• _What to produce_
Return the complete listing that follows, with each line reproduced exactly.

(Excerpt from a dataset)
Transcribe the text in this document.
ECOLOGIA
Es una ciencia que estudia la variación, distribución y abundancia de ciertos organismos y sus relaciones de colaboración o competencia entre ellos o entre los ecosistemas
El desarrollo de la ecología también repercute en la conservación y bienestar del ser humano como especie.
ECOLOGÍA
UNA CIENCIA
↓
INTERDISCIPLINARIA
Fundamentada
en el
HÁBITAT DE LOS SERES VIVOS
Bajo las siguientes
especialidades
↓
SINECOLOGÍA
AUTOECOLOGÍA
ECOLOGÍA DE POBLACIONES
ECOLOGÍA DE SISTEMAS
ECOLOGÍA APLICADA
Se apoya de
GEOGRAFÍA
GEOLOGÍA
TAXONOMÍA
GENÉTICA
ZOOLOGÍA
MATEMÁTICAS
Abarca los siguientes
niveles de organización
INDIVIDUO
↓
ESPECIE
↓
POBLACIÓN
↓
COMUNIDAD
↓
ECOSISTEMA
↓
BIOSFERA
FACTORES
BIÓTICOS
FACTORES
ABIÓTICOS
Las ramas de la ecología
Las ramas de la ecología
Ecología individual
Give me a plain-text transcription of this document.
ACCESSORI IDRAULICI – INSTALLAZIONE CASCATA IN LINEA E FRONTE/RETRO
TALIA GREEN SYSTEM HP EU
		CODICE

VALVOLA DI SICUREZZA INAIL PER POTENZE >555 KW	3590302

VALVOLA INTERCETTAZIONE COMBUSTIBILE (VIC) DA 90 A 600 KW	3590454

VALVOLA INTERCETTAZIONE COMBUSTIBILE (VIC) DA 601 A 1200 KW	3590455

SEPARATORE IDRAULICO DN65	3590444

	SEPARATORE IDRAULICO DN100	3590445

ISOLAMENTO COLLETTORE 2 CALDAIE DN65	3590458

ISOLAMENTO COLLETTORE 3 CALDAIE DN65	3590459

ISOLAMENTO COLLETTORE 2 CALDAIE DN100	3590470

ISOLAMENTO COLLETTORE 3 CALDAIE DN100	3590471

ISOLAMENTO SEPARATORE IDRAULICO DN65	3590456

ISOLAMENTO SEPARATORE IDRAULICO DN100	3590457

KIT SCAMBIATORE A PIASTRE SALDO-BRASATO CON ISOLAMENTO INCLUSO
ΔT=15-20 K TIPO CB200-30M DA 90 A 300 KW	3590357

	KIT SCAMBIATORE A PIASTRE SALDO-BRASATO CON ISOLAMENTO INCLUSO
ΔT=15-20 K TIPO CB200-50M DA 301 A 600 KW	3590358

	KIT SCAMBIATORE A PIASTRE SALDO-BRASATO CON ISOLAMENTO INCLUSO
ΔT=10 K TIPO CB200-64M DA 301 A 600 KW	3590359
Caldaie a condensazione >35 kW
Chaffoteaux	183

• _Complete response_
Transcribe the text in this document.
ECOLOGIA
Es una ciencia que estudia la variación, distribución y abundancia de ciertos organismos y sus relaciones de colaboración o competencia entre ellos o entre los ecosistemas
El desarrollo de la ecología también repercute en la conservación y bienestar del ser humano como especie.
ECOLOGÍA
UNA CIENCIA
↓
INTERDISCIPLINARIA
Fundamentada
en el
HÁBITAT DE LOS SERES VIVOS
Bajo las siguientes
especialidades
↓
SINECOLOGÍA
AUTOECOLOGÍA
ECOLOGÍA DE POBLACIONES
ECOLOGÍA DE SISTEMAS
ECOLOGÍA APLICADA
Se apoya de
GEOGRAFÍA
GEOLOGÍA
TAXONOMÍA
GENÉTICA
ZOOLOGÍA
MATEMÁTICAS
Abarca los siguientes
niveles de organización
INDIVIDUO
↓
ESPECIE
↓
POBLACIÓN
↓
COMUNIDAD
↓
ECOSISTEMA
↓
BIOSFERA
FACTORES
BIÓTICOS
FACTORES
ABIÓTICOS
Las ramas de la ecología
Las ramas de la ecología
Ecología individual
Give me a plain-text transcription of this document.
ACCESSORI IDRAULICI – INSTALLAZIONE CASCATA IN LINEA E FRONTE/RETRO
TALIA GREEN SYSTEM HP EU
		CODICE

VALVOLA DI SICUREZZA INAIL PER POTENZE >555 KW	3590302

VALVOLA INTERCETTAZIONE COMBUSTIBILE (VIC) DA 90 A 600 KW	3590454

VALVOLA INTERCETTAZIONE COMBUSTIBILE (VIC) DA 601 A 1200 KW	3590455

SEPARATORE IDRAULICO DN65	3590444

	SEPARATORE IDRAULICO DN100	3590445

ISOLAMENTO COLLETTORE 2 CALDAIE DN65	3590458

ISOLAMENTO COLLETTORE 3 CALDAIE DN65	3590459

ISOLAMENTO COLLETTORE 2 CALDAIE DN100	3590470

ISOLAMENTO COLLETTORE 3 CALDAIE DN100	3590471

ISOLAMENTO SEPARATORE IDRAULICO DN65	3590456

ISOLAMENTO SEPARATORE IDRAULICO DN100	3590457

KIT SCAMBIATORE A PIASTRE SALDO-BRASATO CON ISOLAMENTO INCLUSO
ΔT=15-20 K TIPO CB200-30M DA 90 A 300 KW	3590357

	KIT SCAMBIATORE A PIASTRE SALDO-BRASATO CON ISOLAMENTO INCLUSO
ΔT=15-20 K TIPO CB200-50M DA 301 A 600 KW	3590358

	KIT SCAMBIATORE A PIASTRE SALDO-BRASATO CON ISOLAMENTO INCLUSO
ΔT=10 K TIPO CB200-64M DA 301 A 600 KW	3590359
Caldaie a condensazione >35 kW
Chaffoteaux	183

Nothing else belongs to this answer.